> [WHAT TO PRODUCE] Isolate every line in the data with the string "中泰星元价值优选A" and copy it.

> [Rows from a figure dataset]
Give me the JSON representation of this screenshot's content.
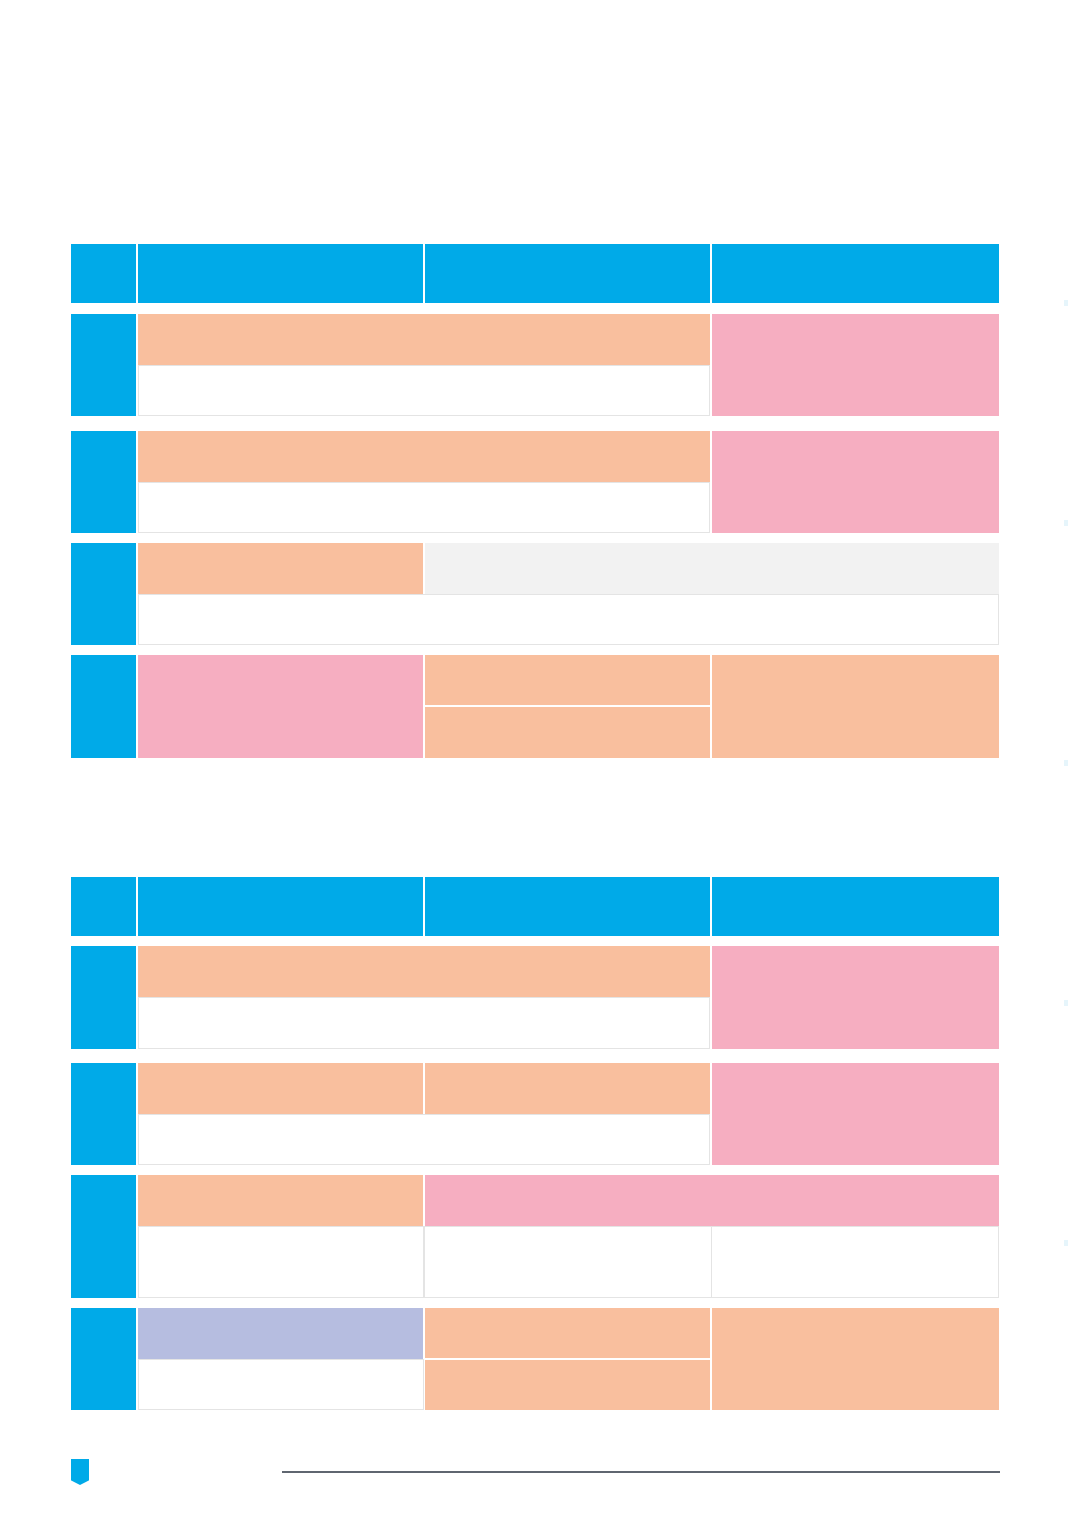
{
  "colors": {
    "header_blue": "#00aae8",
    "peach": "#f9bf9e",
    "pink": "#f6aec1",
    "lavender": "#b6bde0",
    "light_gray": "#f2f2f2",
    "white": "#ffffff",
    "footer_line": "#5f6670"
  },
  "icons": {
    "footer_badge": "shield-badge-icon"
  }
}
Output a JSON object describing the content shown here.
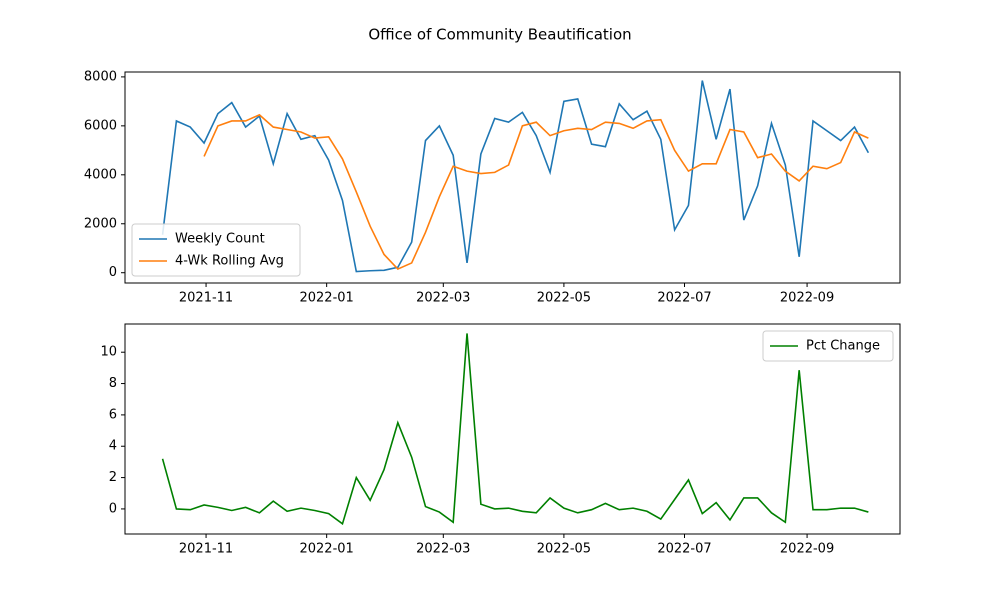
{
  "chart_data": [
    {
      "type": "line",
      "title": "Office of Community Beautification",
      "x": [
        "2021-10-10",
        "2021-10-17",
        "2021-10-24",
        "2021-10-31",
        "2021-11-07",
        "2021-11-14",
        "2021-11-21",
        "2021-11-28",
        "2021-12-05",
        "2021-12-12",
        "2021-12-19",
        "2021-12-26",
        "2022-01-02",
        "2022-01-09",
        "2022-01-16",
        "2022-01-23",
        "2022-01-30",
        "2022-02-06",
        "2022-02-13",
        "2022-02-20",
        "2022-02-27",
        "2022-03-06",
        "2022-03-13",
        "2022-03-20",
        "2022-03-27",
        "2022-04-03",
        "2022-04-10",
        "2022-04-17",
        "2022-04-24",
        "2022-05-01",
        "2022-05-08",
        "2022-05-15",
        "2022-05-22",
        "2022-05-29",
        "2022-06-05",
        "2022-06-12",
        "2022-06-19",
        "2022-06-26",
        "2022-07-03",
        "2022-07-10",
        "2022-07-17",
        "2022-07-24",
        "2022-07-31",
        "2022-08-07",
        "2022-08-14",
        "2022-08-21",
        "2022-08-28",
        "2022-09-04",
        "2022-09-11",
        "2022-09-18",
        "2022-09-25",
        "2022-10-02"
      ],
      "series": [
        {
          "name": "Weekly Count",
          "color": "#1f77b4",
          "values": [
            1550,
            6200,
            5950,
            5300,
            6500,
            6950,
            5950,
            6400,
            4450,
            6500,
            5450,
            5600,
            4600,
            2950,
            50,
            80,
            100,
            220,
            1250,
            5400,
            6000,
            4800,
            400,
            4850,
            6300,
            6150,
            6550,
            5600,
            4100,
            7000,
            7100,
            5250,
            5150,
            6900,
            6250,
            6600,
            5450,
            1750,
            2750,
            7850,
            5450,
            7500,
            2150,
            3550,
            6100,
            4400,
            650,
            6200,
            5800,
            5400,
            5950,
            4900
          ]
        },
        {
          "name": "4-Wk Rolling Avg",
          "color": "#ff7f0e",
          "values": [
            null,
            null,
            null,
            4750,
            6000,
            6200,
            6200,
            6450,
            5950,
            5850,
            5750,
            5500,
            5550,
            4650,
            3300,
            1900,
            750,
            150,
            400,
            1650,
            3100,
            4350,
            4150,
            4050,
            4100,
            4400,
            6000,
            6150,
            5600,
            5800,
            5900,
            5850,
            6150,
            6100,
            5900,
            6200,
            6250,
            5000,
            4150,
            4450,
            4450,
            5850,
            5750,
            4700,
            4850,
            4150,
            3750,
            4350,
            4250,
            4500,
            5750,
            5500
          ]
        }
      ],
      "xlim": [
        "2021-09-21",
        "2022-10-18"
      ],
      "xticks": [
        "2021-11",
        "2022-01",
        "2022-03",
        "2022-05",
        "2022-07",
        "2022-09"
      ],
      "ylim": [
        -420,
        8200
      ],
      "yticks": [
        0,
        2000,
        4000,
        6000,
        8000
      ],
      "legend": "lower left"
    },
    {
      "type": "line",
      "x": [
        "2021-10-10",
        "2021-10-17",
        "2021-10-24",
        "2021-10-31",
        "2021-11-07",
        "2021-11-14",
        "2021-11-21",
        "2021-11-28",
        "2021-12-05",
        "2021-12-12",
        "2021-12-19",
        "2021-12-26",
        "2022-01-02",
        "2022-01-09",
        "2022-01-16",
        "2022-01-23",
        "2022-01-30",
        "2022-02-06",
        "2022-02-13",
        "2022-02-20",
        "2022-02-27",
        "2022-03-06",
        "2022-03-13",
        "2022-03-20",
        "2022-03-27",
        "2022-04-03",
        "2022-04-10",
        "2022-04-17",
        "2022-04-24",
        "2022-05-01",
        "2022-05-08",
        "2022-05-15",
        "2022-05-22",
        "2022-05-29",
        "2022-06-05",
        "2022-06-12",
        "2022-06-19",
        "2022-06-26",
        "2022-07-03",
        "2022-07-10",
        "2022-07-17",
        "2022-07-24",
        "2022-07-31",
        "2022-08-07",
        "2022-08-14",
        "2022-08-21",
        "2022-08-28",
        "2022-09-04",
        "2022-09-11",
        "2022-09-18",
        "2022-09-25",
        "2022-10-02"
      ],
      "series": [
        {
          "name": "Pct Change",
          "color": "#008000",
          "values": [
            3.2,
            0,
            -0.05,
            0.25,
            0.1,
            -0.1,
            0.1,
            -0.25,
            0.5,
            -0.15,
            0.05,
            -0.1,
            -0.3,
            -0.95,
            2,
            0.55,
            2.5,
            5.5,
            3.3,
            0.15,
            -0.2,
            -0.85,
            11.2,
            0.3,
            0,
            0.05,
            -0.15,
            -0.25,
            0.7,
            0.05,
            -0.25,
            -0.05,
            0.35,
            -0.05,
            0.05,
            -0.15,
            -0.65,
            0.6,
            1.85,
            -0.3,
            0.4,
            -0.7,
            0.7,
            0.7,
            -0.25,
            -0.85,
            8.85,
            -0.05,
            -0.05,
            0.05,
            0.05,
            -0.2
          ]
        }
      ],
      "xlim": [
        "2021-09-21",
        "2022-10-18"
      ],
      "xticks": [
        "2021-11",
        "2022-01",
        "2022-03",
        "2022-05",
        "2022-07",
        "2022-09"
      ],
      "ylim": [
        -1.6,
        11.8
      ],
      "yticks": [
        0,
        2,
        4,
        6,
        8,
        10
      ],
      "legend": "upper right"
    }
  ]
}
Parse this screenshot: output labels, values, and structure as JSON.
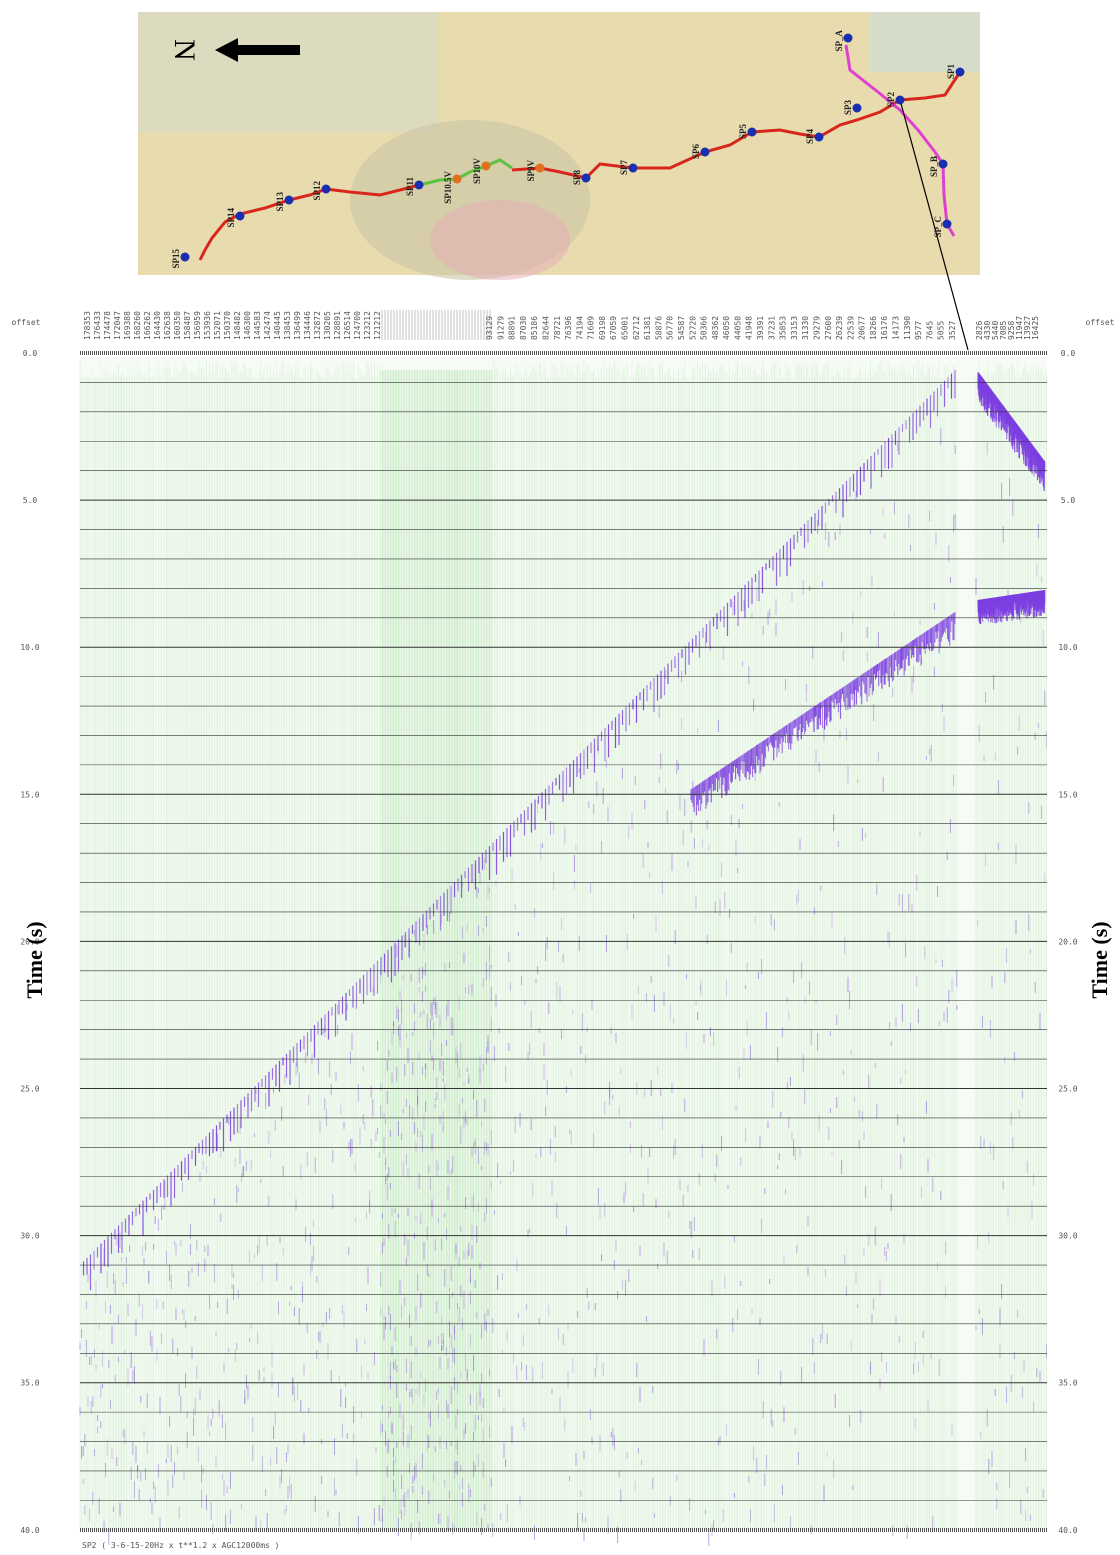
{
  "map": {
    "north_label": "N",
    "shot_points": [
      "SP15",
      "SP14",
      "SP13",
      "SP12",
      "SP11",
      "SP10.5V",
      "SP10V",
      "SP9V",
      "SP8",
      "SP7",
      "SP6",
      "SP5",
      "SP4",
      "SP3",
      "SP2",
      "SP1",
      "SP_A",
      "SP_B",
      "SP_C"
    ]
  },
  "section": {
    "offset_label": "offset",
    "offsets": [
      "178353",
      "176433",
      "174478",
      "172047",
      "169388",
      "168260",
      "166262",
      "164430",
      "162638",
      "160350",
      "158487",
      "156959",
      "153936",
      "152071",
      "150370",
      "148482",
      "146300",
      "144583",
      "142474",
      "140445",
      "138453",
      "136499",
      "134446",
      "132872",
      "130205",
      "128891",
      "126514",
      "124700",
      "123212",
      "121212",
      "93129",
      "91279",
      "88891",
      "87030",
      "85186",
      "82644",
      "78721",
      "76396",
      "74194",
      "71609",
      "69198",
      "67059",
      "65001",
      "62712",
      "61381",
      "58876",
      "56770",
      "54587",
      "52720",
      "50366",
      "48362",
      "46050",
      "44050",
      "41948",
      "39391",
      "37231",
      "35853",
      "33153",
      "31330",
      "29279",
      "27600",
      "26239",
      "22539",
      "20677",
      "18266",
      "16176",
      "14173",
      "11390",
      "9577",
      "7645",
      "5055",
      "3527"
    ],
    "offsets_right": [
      "2826",
      "4330",
      "5440",
      "7085",
      "9258",
      "11947",
      "13927",
      "16425"
    ],
    "time_ticks": [
      "0.0",
      "5.0",
      "10.0",
      "15.0",
      "20.0",
      "25.0",
      "30.0",
      "35.0",
      "40.0"
    ],
    "y_title": "Time (s)",
    "caption": "SP2 ( 3-6-15-20Hz x t**1.2 x AGC12000ms )"
  }
}
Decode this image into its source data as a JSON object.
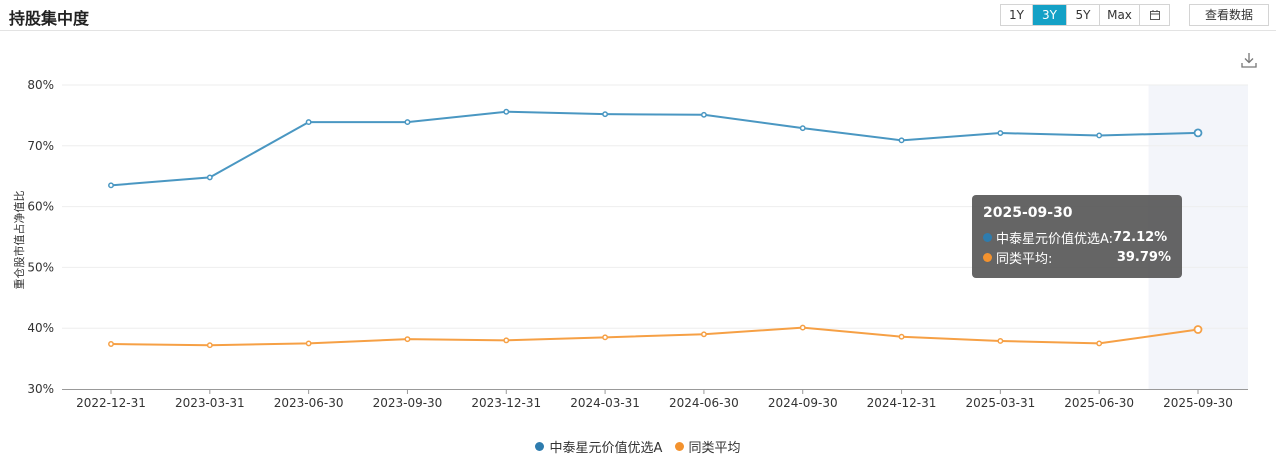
{
  "header": {
    "title": "持股集中度",
    "ranges": [
      "1Y",
      "3Y",
      "5Y",
      "Max"
    ],
    "active_range": "3Y",
    "view_data_label": "查看数据"
  },
  "tooltip": {
    "date": "2025-09-30",
    "rows": [
      {
        "name": "中泰星元价值优选A:",
        "value": "72.12%",
        "color": "#2e7cae"
      },
      {
        "name": "同类平均:",
        "value": "39.79%",
        "color": "#f3922e"
      }
    ]
  },
  "legend": [
    {
      "name": "中泰星元价值优选A",
      "color": "#2e7cae"
    },
    {
      "name": "同类平均",
      "color": "#f3922e"
    }
  ],
  "chart_data": {
    "type": "line",
    "title": "持股集中度",
    "ylabel": "重仓股市值占净值比",
    "xlabel": "",
    "ylim": [
      30,
      80
    ],
    "y_ticks": [
      "30%",
      "40%",
      "50%",
      "60%",
      "70%",
      "80%"
    ],
    "categories": [
      "2022-12-31",
      "2023-03-31",
      "2023-06-30",
      "2023-09-30",
      "2023-12-31",
      "2024-03-31",
      "2024-06-30",
      "2024-09-30",
      "2024-12-31",
      "2025-03-31",
      "2025-06-30",
      "2025-09-30"
    ],
    "series": [
      {
        "name": "中泰星元价值优选A",
        "color": "#4a97c2",
        "values": [
          63.5,
          64.8,
          73.9,
          73.9,
          75.6,
          75.2,
          75.1,
          72.9,
          70.9,
          72.1,
          71.7,
          72.12
        ]
      },
      {
        "name": "同类平均",
        "color": "#f6a045",
        "values": [
          37.4,
          37.2,
          37.5,
          38.2,
          38.0,
          38.5,
          39.0,
          40.1,
          38.6,
          37.9,
          37.5,
          39.79
        ]
      }
    ],
    "highlight_category": "2025-09-30",
    "grid": true,
    "legend_position": "bottom"
  }
}
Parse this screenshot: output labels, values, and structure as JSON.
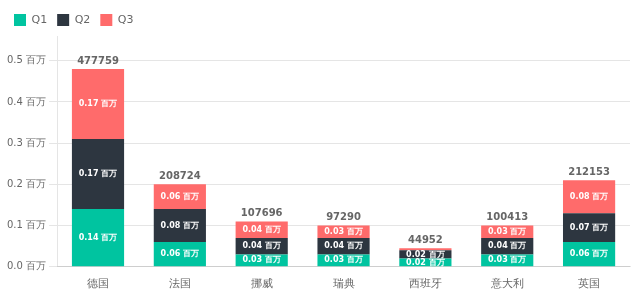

> [CORRECT RESPONSE]
        "name": "中泰星元价值优选A:",
      "name": "中泰星元价值优选A",
        "name": "中泰星元价值优选A",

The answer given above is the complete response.